• _PROBLEM TO SOLVE_:
Please reproduce the rows below unchanged, starting with the very first one and ending with the line containing "panel-tips: Tips [0, 526, 338, 706]", that line included.

* * *

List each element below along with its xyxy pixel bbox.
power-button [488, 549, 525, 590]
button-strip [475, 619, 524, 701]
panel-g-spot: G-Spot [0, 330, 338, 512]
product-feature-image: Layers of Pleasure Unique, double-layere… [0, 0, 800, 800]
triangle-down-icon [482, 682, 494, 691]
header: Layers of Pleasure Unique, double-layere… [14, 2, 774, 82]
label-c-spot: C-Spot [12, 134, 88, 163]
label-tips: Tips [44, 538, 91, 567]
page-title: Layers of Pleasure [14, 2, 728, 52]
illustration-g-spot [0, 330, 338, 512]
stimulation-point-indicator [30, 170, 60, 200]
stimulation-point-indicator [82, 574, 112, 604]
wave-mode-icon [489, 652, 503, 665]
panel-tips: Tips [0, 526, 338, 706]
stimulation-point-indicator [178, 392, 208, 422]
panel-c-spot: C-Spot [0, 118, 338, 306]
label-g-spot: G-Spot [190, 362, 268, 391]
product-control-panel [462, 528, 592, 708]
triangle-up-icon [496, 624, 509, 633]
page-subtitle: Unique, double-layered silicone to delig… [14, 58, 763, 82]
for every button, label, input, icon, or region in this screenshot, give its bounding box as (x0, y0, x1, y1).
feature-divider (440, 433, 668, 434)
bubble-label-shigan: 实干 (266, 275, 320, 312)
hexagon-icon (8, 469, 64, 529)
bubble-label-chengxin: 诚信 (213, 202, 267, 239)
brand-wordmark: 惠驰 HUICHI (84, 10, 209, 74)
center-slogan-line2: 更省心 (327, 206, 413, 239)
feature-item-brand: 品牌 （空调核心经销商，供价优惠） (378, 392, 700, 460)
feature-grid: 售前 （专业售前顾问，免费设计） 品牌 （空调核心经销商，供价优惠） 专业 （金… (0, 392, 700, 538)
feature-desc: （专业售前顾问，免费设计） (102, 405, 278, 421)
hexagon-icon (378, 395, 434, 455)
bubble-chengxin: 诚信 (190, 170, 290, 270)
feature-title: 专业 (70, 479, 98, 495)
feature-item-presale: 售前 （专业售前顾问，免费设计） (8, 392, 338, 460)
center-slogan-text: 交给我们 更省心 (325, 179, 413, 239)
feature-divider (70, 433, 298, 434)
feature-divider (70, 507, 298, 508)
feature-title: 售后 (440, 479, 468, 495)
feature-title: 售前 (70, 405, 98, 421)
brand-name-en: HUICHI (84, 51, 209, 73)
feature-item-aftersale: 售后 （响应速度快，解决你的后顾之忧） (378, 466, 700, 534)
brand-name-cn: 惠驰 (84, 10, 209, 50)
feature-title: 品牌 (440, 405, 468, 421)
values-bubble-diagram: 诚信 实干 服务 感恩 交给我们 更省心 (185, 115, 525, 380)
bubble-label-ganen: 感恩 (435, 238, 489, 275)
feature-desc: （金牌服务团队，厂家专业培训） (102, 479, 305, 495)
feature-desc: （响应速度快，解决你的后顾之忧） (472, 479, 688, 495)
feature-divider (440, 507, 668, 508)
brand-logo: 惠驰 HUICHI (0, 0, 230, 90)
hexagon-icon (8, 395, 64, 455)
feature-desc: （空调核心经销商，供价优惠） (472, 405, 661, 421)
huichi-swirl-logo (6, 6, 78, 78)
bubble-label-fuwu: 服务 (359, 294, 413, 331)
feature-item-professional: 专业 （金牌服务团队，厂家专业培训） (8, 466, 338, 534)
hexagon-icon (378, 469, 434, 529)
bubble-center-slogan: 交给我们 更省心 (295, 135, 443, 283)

* * *

• _EXERCISE OUTPUT_:
List each element below along with its xyxy pixel bbox.
power-button [488, 549, 525, 590]
button-strip [475, 619, 524, 701]
panel-g-spot: G-Spot [0, 330, 338, 512]
product-feature-image: Layers of Pleasure Unique, double-layere… [0, 0, 800, 800]
triangle-down-icon [482, 682, 494, 691]
header: Layers of Pleasure Unique, double-layere… [14, 2, 774, 82]
label-c-spot: C-Spot [12, 134, 88, 163]
label-tips: Tips [44, 538, 91, 567]
page-title: Layers of Pleasure [14, 2, 728, 52]
illustration-g-spot [0, 330, 338, 512]
stimulation-point-indicator [30, 170, 60, 200]
stimulation-point-indicator [82, 574, 112, 604]
wave-mode-icon [489, 652, 503, 665]
panel-tips: Tips [0, 526, 338, 706]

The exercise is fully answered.